Records contained in a dataset:
------------------------

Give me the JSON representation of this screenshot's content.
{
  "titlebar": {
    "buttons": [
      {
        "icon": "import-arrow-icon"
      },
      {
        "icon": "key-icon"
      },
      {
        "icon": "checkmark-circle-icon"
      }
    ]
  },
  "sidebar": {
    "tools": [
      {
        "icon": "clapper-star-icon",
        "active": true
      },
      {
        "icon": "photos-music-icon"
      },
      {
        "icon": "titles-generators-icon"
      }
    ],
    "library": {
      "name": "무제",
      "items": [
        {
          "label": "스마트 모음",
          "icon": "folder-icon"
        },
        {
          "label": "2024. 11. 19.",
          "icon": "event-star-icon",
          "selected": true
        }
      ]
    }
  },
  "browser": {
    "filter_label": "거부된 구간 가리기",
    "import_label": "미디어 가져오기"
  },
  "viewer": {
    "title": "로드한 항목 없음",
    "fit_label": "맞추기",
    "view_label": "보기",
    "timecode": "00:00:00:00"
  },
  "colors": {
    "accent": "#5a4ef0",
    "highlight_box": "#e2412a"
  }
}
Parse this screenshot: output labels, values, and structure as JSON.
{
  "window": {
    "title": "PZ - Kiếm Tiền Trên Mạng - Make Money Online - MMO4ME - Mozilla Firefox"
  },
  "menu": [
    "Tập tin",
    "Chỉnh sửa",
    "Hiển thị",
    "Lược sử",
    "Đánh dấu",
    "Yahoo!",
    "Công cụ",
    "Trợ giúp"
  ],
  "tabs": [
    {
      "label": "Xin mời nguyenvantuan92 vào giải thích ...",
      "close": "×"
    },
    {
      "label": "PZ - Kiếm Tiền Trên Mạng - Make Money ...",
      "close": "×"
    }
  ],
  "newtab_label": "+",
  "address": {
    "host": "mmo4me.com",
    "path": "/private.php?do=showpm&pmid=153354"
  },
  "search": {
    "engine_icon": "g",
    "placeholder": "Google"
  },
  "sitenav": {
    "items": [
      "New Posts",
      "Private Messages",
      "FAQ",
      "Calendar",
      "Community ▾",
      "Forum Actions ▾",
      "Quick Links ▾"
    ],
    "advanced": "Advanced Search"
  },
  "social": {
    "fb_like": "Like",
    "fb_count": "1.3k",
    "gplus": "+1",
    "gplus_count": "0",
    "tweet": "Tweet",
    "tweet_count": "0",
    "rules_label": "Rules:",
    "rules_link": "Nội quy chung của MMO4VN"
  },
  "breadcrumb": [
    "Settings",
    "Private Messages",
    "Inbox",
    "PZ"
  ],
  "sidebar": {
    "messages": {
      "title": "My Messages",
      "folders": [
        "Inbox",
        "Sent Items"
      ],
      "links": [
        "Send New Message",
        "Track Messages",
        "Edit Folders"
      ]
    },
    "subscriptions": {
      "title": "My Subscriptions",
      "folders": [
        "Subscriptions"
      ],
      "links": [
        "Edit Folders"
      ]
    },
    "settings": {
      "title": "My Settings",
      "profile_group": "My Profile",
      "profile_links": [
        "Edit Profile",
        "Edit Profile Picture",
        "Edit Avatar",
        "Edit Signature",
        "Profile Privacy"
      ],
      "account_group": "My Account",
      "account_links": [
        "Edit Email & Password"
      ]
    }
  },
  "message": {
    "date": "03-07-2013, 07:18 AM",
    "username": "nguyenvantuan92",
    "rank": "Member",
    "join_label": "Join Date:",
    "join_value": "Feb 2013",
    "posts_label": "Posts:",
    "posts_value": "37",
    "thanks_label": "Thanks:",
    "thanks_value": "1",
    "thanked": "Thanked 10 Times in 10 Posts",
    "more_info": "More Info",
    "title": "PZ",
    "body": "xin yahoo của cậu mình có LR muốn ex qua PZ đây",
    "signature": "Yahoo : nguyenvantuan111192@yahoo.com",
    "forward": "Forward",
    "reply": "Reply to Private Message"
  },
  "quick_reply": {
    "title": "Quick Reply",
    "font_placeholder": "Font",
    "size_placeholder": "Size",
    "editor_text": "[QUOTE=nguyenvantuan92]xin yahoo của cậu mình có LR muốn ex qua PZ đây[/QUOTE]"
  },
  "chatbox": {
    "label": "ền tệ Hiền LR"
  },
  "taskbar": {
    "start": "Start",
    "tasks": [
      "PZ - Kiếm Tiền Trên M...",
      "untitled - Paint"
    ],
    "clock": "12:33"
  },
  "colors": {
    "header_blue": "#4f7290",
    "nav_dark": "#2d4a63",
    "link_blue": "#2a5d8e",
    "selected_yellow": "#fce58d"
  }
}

------------------------

(Directions): Set down the listing in full, keeping every word exactly as it is.

(Result of this exercise):
Give me the JSON representation of this screenshot's content.
{
  "titlebar": {
    "buttons": [
      {
        "icon": "import-arrow-icon"
      },
      {
        "icon": "key-icon"
      },
      {
        "icon": "checkmark-circle-icon"
      }
    ]
  },
  "sidebar": {
    "tools": [
      {
        "icon": "clapper-star-icon",
        "active": true
      },
      {
        "icon": "photos-music-icon"
      },
      {
        "icon": "titles-generators-icon"
      }
    ],
    "library": {
      "name": "무제",
      "items": [
        {
          "label": "스마트 모음",
          "icon": "folder-icon"
        },
        {
          "label": "2024. 11. 19.",
          "icon": "event-star-icon",
          "selected": true
        }
      ]
    }
  },
  "browser": {
    "filter_label": "거부된 구간 가리기",
    "import_label": "미디어 가져오기"
  },
  "viewer": {
    "title": "로드한 항목 없음",
    "fit_label": "맞추기",
    "view_label": "보기",
    "timecode": "00:00:00:00"
  },
  "colors": {
    "accent": "#5a4ef0",
    "highlight_box": "#e2412a"
  }
}
Parse this screenshot: output labels, values, and structure as JSON.
{
  "window": {
    "title": "PZ - Kiếm Tiền Trên Mạng - Make Money Online - MMO4ME - Mozilla Firefox"
  },
  "menu": [
    "Tập tin",
    "Chỉnh sửa",
    "Hiển thị",
    "Lược sử",
    "Đánh dấu",
    "Yahoo!",
    "Công cụ",
    "Trợ giúp"
  ],
  "tabs": [
    {
      "label": "Xin mời nguyenvantuan92 vào giải thích ...",
      "close": "×"
    },
    {
      "label": "PZ - Kiếm Tiền Trên Mạng - Make Money ...",
      "close": "×"
    }
  ],
  "newtab_label": "+",
  "address": {
    "host": "mmo4me.com",
    "path": "/private.php?do=showpm&pmid=153354"
  },
  "search": {
    "engine_icon": "g",
    "placeholder": "Google"
  },
  "sitenav": {
    "items": [
      "New Posts",
      "Private Messages",
      "FAQ",
      "Calendar",
      "Community ▾",
      "Forum Actions ▾",
      "Quick Links ▾"
    ],
    "advanced": "Advanced Search"
  },
  "social": {
    "fb_like": "Like",
    "fb_count": "1.3k",
    "gplus": "+1",
    "gplus_count": "0",
    "tweet": "Tweet",
    "tweet_count": "0",
    "rules_label": "Rules:",
    "rules_link": "Nội quy chung của MMO4VN"
  },
  "breadcrumb": [
    "Settings",
    "Private Messages",
    "Inbox",
    "PZ"
  ],
  "sidebar": {
    "messages": {
      "title": "My Messages",
      "folders": [
        "Inbox",
        "Sent Items"
      ],
      "links": [
        "Send New Message",
        "Track Messages",
        "Edit Folders"
      ]
    },
    "subscriptions": {
      "title": "My Subscriptions",
      "folders": [
        "Subscriptions"
      ],
      "links": [
        "Edit Folders"
      ]
    },
    "settings": {
      "title": "My Settings",
      "profile_group": "My Profile",
      "profile_links": [
        "Edit Profile",
        "Edit Profile Picture",
        "Edit Avatar",
        "Edit Signature",
        "Profile Privacy"
      ],
      "account_group": "My Account",
      "account_links": [
        "Edit Email & Password"
      ]
    }
  },
  "message": {
    "date": "03-07-2013, 07:18 AM",
    "username": "nguyenvantuan92",
    "rank": "Member",
    "join_label": "Join Date:",
    "join_value": "Feb 2013",
    "posts_label": "Posts:",
    "posts_value": "37",
    "thanks_label": "Thanks:",
    "thanks_value": "1",
    "thanked": "Thanked 10 Times in 10 Posts",
    "more_info": "More Info",
    "title": "PZ",
    "body": "xin yahoo của cậu mình có LR muốn ex qua PZ đây",
    "signature": "Yahoo : nguyenvantuan111192@yahoo.com",
    "forward": "Forward",
    "reply": "Reply to Private Message"
  },
  "quick_reply": {
    "title": "Quick Reply",
    "font_placeholder": "Font",
    "size_placeholder": "Size",
    "editor_text": "[QUOTE=nguyenvantuan92]xin yahoo của cậu mình có LR muốn ex qua PZ đây[/QUOTE]"
  },
  "chatbox": {
    "label": "ền tệ Hiền LR"
  },
  "taskbar": {
    "start": "Start",
    "tasks": [
      "PZ - Kiếm Tiền Trên M...",
      "untitled - Paint"
    ],
    "clock": "12:33"
  },
  "colors": {
    "header_blue": "#4f7290",
    "nav_dark": "#2d4a63",
    "link_blue": "#2a5d8e",
    "selected_yellow": "#fce58d"
  }
}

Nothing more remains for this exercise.